Given records:
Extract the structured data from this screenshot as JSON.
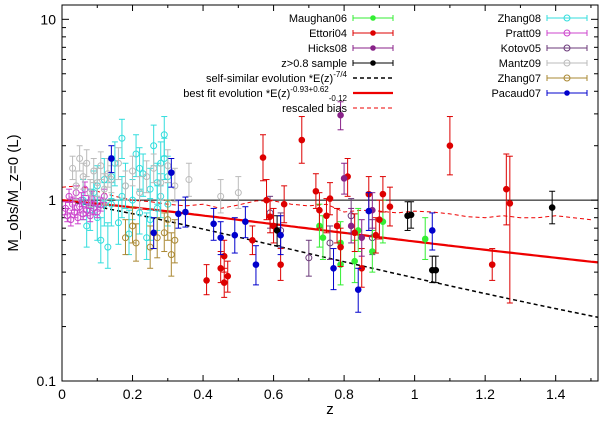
{
  "chart_data": {
    "type": "scatter",
    "title": "",
    "xlabel": "z",
    "ylabel": "M_obs/M_z=0 (L)",
    "xlim": [
      0,
      1.52
    ],
    "ylim": [
      0.1,
      12
    ],
    "yscale": "log",
    "x_ticks": [
      "0",
      "0.2",
      "0.4",
      "0.6",
      "0.8",
      "1",
      "1.2",
      "1.4"
    ],
    "y_ticks": [
      "0.1",
      "1",
      "10"
    ],
    "legend_left": [
      {
        "name": "Maughan06",
        "color": "#33ee33",
        "marker": "filled"
      },
      {
        "name": "Ettori04",
        "color": "#dd0000",
        "marker": "filled"
      },
      {
        "name": "Hicks08",
        "color": "#882288",
        "marker": "filled"
      },
      {
        "name": "z>0.8 sample",
        "color": "#000000",
        "marker": "filled"
      }
    ],
    "legend_lines": [
      {
        "label_main": "self-similar evolution *E(z)",
        "sup": "-7/4",
        "sub": "",
        "color": "#000000",
        "style": "dashed",
        "width": 1.5
      },
      {
        "label_main": "best fit evolution *E(z)",
        "sup": "-0.93",
        "sup2": "+0.62",
        "sub": "-0.12",
        "color": "#ee0000",
        "style": "solid",
        "width": 2.2
      },
      {
        "label_main": "rescaled bias",
        "sup": "",
        "sub": "",
        "color": "#ee0000",
        "style": "dashed",
        "width": 1
      }
    ],
    "legend_right": [
      {
        "name": "Zhang08",
        "color": "#33dddd",
        "marker": "open"
      },
      {
        "name": "Pratt09",
        "color": "#cc44cc",
        "marker": "open"
      },
      {
        "name": "Kotov05",
        "color": "#6b3a7a",
        "marker": "open"
      },
      {
        "name": "Mantz09",
        "color": "#bbbbbb",
        "marker": "open"
      },
      {
        "name": "Zhang07",
        "color": "#aa8833",
        "marker": "open"
      },
      {
        "name": "Pacaud07",
        "color": "#0000cc",
        "marker": "filled"
      }
    ],
    "reference_line": {
      "y": 1.0,
      "color": "#000000"
    },
    "self_similar": {
      "exponent": -1.75,
      "color": "#000000"
    },
    "best_fit": {
      "exponent": -0.93,
      "color": "#ee0000"
    },
    "rescaled_bias": {
      "x": [
        0,
        0.05,
        0.1,
        0.15,
        0.2,
        0.25,
        0.3,
        0.35,
        0.4,
        0.45,
        0.5,
        0.55,
        0.6,
        0.65,
        0.7,
        0.75,
        0.8,
        0.85,
        0.9,
        0.95,
        1.0,
        1.05,
        1.1,
        1.15,
        1.2,
        1.25,
        1.3,
        1.35,
        1.4,
        1.45,
        1.5
      ],
      "y": [
        1.18,
        1.2,
        1.12,
        1.05,
        1.0,
        0.98,
        0.95,
        0.93,
        0.95,
        0.9,
        0.94,
        0.99,
        0.99,
        0.95,
        0.93,
        0.95,
        0.86,
        0.88,
        0.87,
        0.85,
        0.87,
        0.86,
        0.84,
        0.81,
        0.8,
        0.82,
        0.8,
        0.8,
        0.82,
        0.8,
        0.78
      ],
      "color": "#ee0000"
    },
    "series": [
      {
        "name": "Zhang08",
        "color": "#33dddd",
        "marker": "open",
        "points": [
          [
            0.06,
            1.0,
            1.3,
            0.78
          ],
          [
            0.07,
            0.72,
            0.95,
            0.55
          ],
          [
            0.08,
            0.88,
            1.15,
            0.68
          ],
          [
            0.09,
            1.1,
            1.45,
            0.85
          ],
          [
            0.1,
            0.8,
            1.05,
            0.6
          ],
          [
            0.11,
            0.6,
            0.8,
            0.45
          ],
          [
            0.12,
            1.3,
            1.7,
            1.0
          ],
          [
            0.13,
            0.55,
            0.75,
            0.42
          ],
          [
            0.14,
            0.95,
            1.25,
            0.72
          ],
          [
            0.15,
            1.6,
            2.1,
            1.2
          ],
          [
            0.16,
            0.75,
            1.0,
            0.57
          ],
          [
            0.17,
            2.2,
            2.8,
            1.7
          ],
          [
            0.18,
            1.2,
            1.6,
            0.9
          ],
          [
            0.19,
            0.65,
            0.88,
            0.5
          ],
          [
            0.2,
            1.0,
            1.3,
            0.78
          ],
          [
            0.21,
            1.8,
            2.3,
            1.35
          ],
          [
            0.22,
            0.85,
            1.12,
            0.65
          ],
          [
            0.23,
            1.4,
            1.8,
            1.05
          ],
          [
            0.24,
            0.62,
            0.85,
            0.47
          ],
          [
            0.25,
            1.15,
            1.5,
            0.88
          ],
          [
            0.26,
            2.0,
            2.6,
            1.55
          ],
          [
            0.27,
            0.9,
            1.2,
            0.68
          ],
          [
            0.28,
            1.6,
            2.1,
            1.2
          ],
          [
            0.29,
            2.3,
            2.9,
            1.75
          ],
          [
            0.3,
            1.35,
            1.75,
            1.0
          ],
          [
            0.3,
            0.95,
            1.25,
            0.72
          ],
          [
            0.29,
            1.7,
            2.2,
            1.3
          ],
          [
            0.27,
            1.25,
            1.6,
            0.95
          ],
          [
            0.12,
            0.95,
            1.25,
            0.72
          ],
          [
            0.1,
            1.2,
            1.55,
            0.92
          ],
          [
            0.17,
            1.05,
            1.35,
            0.8
          ],
          [
            0.22,
            1.5,
            1.95,
            1.15
          ],
          [
            0.25,
            0.78,
            1.02,
            0.6
          ],
          [
            0.28,
            1.05,
            1.4,
            0.8
          ],
          [
            0.14,
            1.35,
            1.75,
            1.02
          ]
        ]
      },
      {
        "name": "Pratt09",
        "color": "#cc44cc",
        "marker": "open",
        "points": [
          [
            0.01,
            0.9,
            0.98,
            0.83
          ],
          [
            0.015,
            0.82,
            0.9,
            0.76
          ],
          [
            0.02,
            1.05,
            1.15,
            0.97
          ],
          [
            0.025,
            0.78,
            0.85,
            0.72
          ],
          [
            0.03,
            0.95,
            1.04,
            0.88
          ],
          [
            0.035,
            0.86,
            0.94,
            0.8
          ],
          [
            0.04,
            1.1,
            1.2,
            1.02
          ],
          [
            0.045,
            0.8,
            0.88,
            0.74
          ],
          [
            0.05,
            0.92,
            1.0,
            0.85
          ],
          [
            0.055,
            1.0,
            1.1,
            0.92
          ],
          [
            0.06,
            0.84,
            0.92,
            0.78
          ],
          [
            0.065,
            1.15,
            1.26,
            1.06
          ],
          [
            0.07,
            0.88,
            0.96,
            0.82
          ],
          [
            0.075,
            0.97,
            1.06,
            0.9
          ],
          [
            0.08,
            0.82,
            0.9,
            0.76
          ],
          [
            0.085,
            1.02,
            1.12,
            0.94
          ],
          [
            0.09,
            0.9,
            0.98,
            0.83
          ],
          [
            0.1,
            0.86,
            0.94,
            0.8
          ],
          [
            0.11,
            0.94,
            1.03,
            0.87
          ],
          [
            0.12,
            1.05,
            1.15,
            0.97
          ]
        ]
      },
      {
        "name": "Mantz09",
        "color": "#bbbbbb",
        "marker": "open",
        "points": [
          [
            0.03,
            1.5,
            1.75,
            1.3
          ],
          [
            0.04,
            1.2,
            1.45,
            1.0
          ],
          [
            0.05,
            1.7,
            2.0,
            1.45
          ],
          [
            0.06,
            1.35,
            1.6,
            1.15
          ],
          [
            0.07,
            1.6,
            1.9,
            1.35
          ],
          [
            0.08,
            1.1,
            1.3,
            0.92
          ],
          [
            0.09,
            1.45,
            1.7,
            1.25
          ],
          [
            0.1,
            1.25,
            1.5,
            1.05
          ],
          [
            0.11,
            1.55,
            1.85,
            1.3
          ],
          [
            0.12,
            1.15,
            1.4,
            0.95
          ],
          [
            0.13,
            1.4,
            1.7,
            1.18
          ],
          [
            0.14,
            1.3,
            1.55,
            1.1
          ],
          [
            0.16,
            1.6,
            1.95,
            1.3
          ],
          [
            0.18,
            1.2,
            1.45,
            1.0
          ],
          [
            0.2,
            1.45,
            1.75,
            1.2
          ],
          [
            0.22,
            1.1,
            1.35,
            0.9
          ],
          [
            0.24,
            1.35,
            1.65,
            1.1
          ],
          [
            0.26,
            1.5,
            1.8,
            1.25
          ],
          [
            0.28,
            1.25,
            1.55,
            1.0
          ],
          [
            0.3,
            1.55,
            1.9,
            1.25
          ],
          [
            0.32,
            1.2,
            1.5,
            0.98
          ],
          [
            0.36,
            1.3,
            1.6,
            1.05
          ],
          [
            0.45,
            1.05,
            1.3,
            0.85
          ],
          [
            0.5,
            1.1,
            1.35,
            0.9
          ]
        ]
      },
      {
        "name": "Kotov05",
        "color": "#6b3a7a",
        "marker": "open",
        "points": [
          [
            0.62,
            0.68,
            0.85,
            0.55
          ],
          [
            0.7,
            0.48,
            0.6,
            0.38
          ],
          [
            0.76,
            0.58,
            0.72,
            0.47
          ],
          [
            0.82,
            0.82,
            1.02,
            0.66
          ],
          [
            0.88,
            0.62,
            0.78,
            0.5
          ],
          [
            0.59,
            0.85,
            1.05,
            0.7
          ]
        ]
      },
      {
        "name": "Zhang07",
        "color": "#aa8833",
        "marker": "open",
        "points": [
          [
            0.18,
            0.62,
            0.78,
            0.5
          ],
          [
            0.21,
            0.58,
            0.74,
            0.46
          ],
          [
            0.25,
            0.55,
            0.72,
            0.42
          ],
          [
            0.29,
            0.66,
            0.85,
            0.52
          ],
          [
            0.31,
            0.5,
            0.66,
            0.38
          ],
          [
            0.2,
            0.72,
            0.92,
            0.58
          ],
          [
            0.27,
            0.62,
            0.8,
            0.48
          ],
          [
            0.3,
            0.78,
            1.0,
            0.6
          ],
          [
            0.32,
            0.6,
            0.78,
            0.45
          ]
        ]
      },
      {
        "name": "Maughan06",
        "color": "#33ee33",
        "marker": "filled",
        "points": [
          [
            0.73,
            0.72,
            0.95,
            0.55
          ],
          [
            0.74,
            0.62,
            0.82,
            0.47
          ],
          [
            0.79,
            0.58,
            0.76,
            0.44
          ],
          [
            0.84,
            0.68,
            0.9,
            0.52
          ],
          [
            0.88,
            0.52,
            0.68,
            0.4
          ],
          [
            1.03,
            0.61,
            0.8,
            0.47
          ],
          [
            0.79,
            0.44,
            0.58,
            0.34
          ],
          [
            0.91,
            0.76,
            1.0,
            0.58
          ],
          [
            0.83,
            0.46,
            0.6,
            0.35
          ]
        ]
      },
      {
        "name": "Ettori04",
        "color": "#dd0000",
        "marker": "filled",
        "points": [
          [
            0.41,
            0.36,
            0.44,
            0.3
          ],
          [
            0.45,
            0.42,
            0.52,
            0.35
          ],
          [
            0.46,
            0.35,
            0.42,
            0.29
          ],
          [
            0.47,
            0.38,
            0.46,
            0.31
          ],
          [
            0.46,
            0.49,
            0.6,
            0.4
          ],
          [
            0.54,
            0.6,
            0.72,
            0.5
          ],
          [
            0.57,
            1.72,
            2.3,
            1.28
          ],
          [
            0.58,
            1.0,
            1.3,
            0.78
          ],
          [
            0.59,
            0.81,
            1.0,
            0.66
          ],
          [
            0.6,
            0.72,
            0.9,
            0.58
          ],
          [
            0.62,
            0.44,
            0.54,
            0.36
          ],
          [
            0.63,
            0.95,
            1.2,
            0.75
          ],
          [
            0.68,
            2.15,
            2.9,
            1.6
          ],
          [
            0.72,
            1.12,
            1.4,
            0.9
          ],
          [
            0.73,
            0.88,
            1.1,
            0.7
          ],
          [
            0.75,
            0.82,
            1.02,
            0.66
          ],
          [
            0.76,
            1.02,
            1.25,
            0.83
          ],
          [
            0.78,
            0.72,
            0.9,
            0.58
          ],
          [
            0.79,
            0.55,
            0.7,
            0.43
          ],
          [
            0.81,
            1.35,
            1.7,
            1.05
          ],
          [
            0.83,
            0.66,
            0.84,
            0.52
          ],
          [
            0.85,
            0.42,
            0.54,
            0.33
          ],
          [
            0.87,
            1.08,
            1.35,
            0.86
          ],
          [
            0.89,
            0.64,
            0.8,
            0.51
          ],
          [
            0.9,
            0.78,
            1.0,
            0.61
          ],
          [
            0.91,
            1.08,
            1.35,
            0.86
          ],
          [
            1.1,
            2.0,
            2.9,
            1.38
          ],
          [
            1.22,
            0.44,
            0.54,
            0.36
          ],
          [
            1.26,
            1.15,
            1.8,
            0.73
          ],
          [
            1.27,
            0.96,
            1.75,
            0.27
          ],
          [
            0.93,
            0.92,
            1.18,
            0.72
          ]
        ]
      },
      {
        "name": "Hicks08",
        "color": "#882288",
        "marker": "filled",
        "points": [
          [
            0.79,
            2.95,
            3.5,
            2.45
          ],
          [
            0.8,
            1.32,
            1.6,
            1.08
          ],
          [
            0.82,
            0.72,
            0.9,
            0.58
          ],
          [
            0.85,
            0.62,
            0.78,
            0.49
          ],
          [
            0.88,
            0.88,
            1.1,
            0.7
          ]
        ]
      },
      {
        "name": "z>0.8 sample",
        "color": "#000000",
        "marker": "filled",
        "points": [
          [
            0.98,
            0.82,
            0.98,
            0.68
          ],
          [
            0.99,
            0.83,
            0.98,
            0.7
          ],
          [
            1.05,
            0.41,
            0.49,
            0.35
          ],
          [
            1.06,
            0.41,
            0.49,
            0.35
          ],
          [
            1.39,
            0.91,
            1.12,
            0.74
          ],
          [
            0.61,
            0.68,
            0.82,
            0.56
          ]
        ]
      },
      {
        "name": "Pacaud07",
        "color": "#0000cc",
        "marker": "filled",
        "points": [
          [
            0.14,
            1.7,
            2.0,
            1.42
          ],
          [
            0.26,
            0.66,
            0.8,
            0.54
          ],
          [
            0.31,
            1.42,
            1.7,
            1.18
          ],
          [
            0.33,
            0.84,
            1.0,
            0.7
          ],
          [
            0.43,
            0.74,
            0.9,
            0.6
          ],
          [
            0.45,
            0.62,
            0.76,
            0.5
          ],
          [
            0.49,
            0.64,
            0.8,
            0.51
          ],
          [
            0.52,
            0.76,
            0.92,
            0.62
          ],
          [
            0.55,
            0.44,
            0.56,
            0.34
          ],
          [
            0.62,
            0.64,
            0.82,
            0.5
          ],
          [
            0.77,
            0.42,
            0.54,
            0.32
          ],
          [
            0.84,
            0.32,
            0.42,
            0.24
          ],
          [
            0.87,
            0.87,
            1.1,
            0.68
          ],
          [
            1.05,
            0.68,
            0.85,
            0.53
          ],
          [
            0.35,
            0.86,
            1.04,
            0.71
          ]
        ]
      }
    ]
  }
}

Exercise description: Of all the lines above, how many contain "evolution"? Give the number and nothing more.

Answer: 2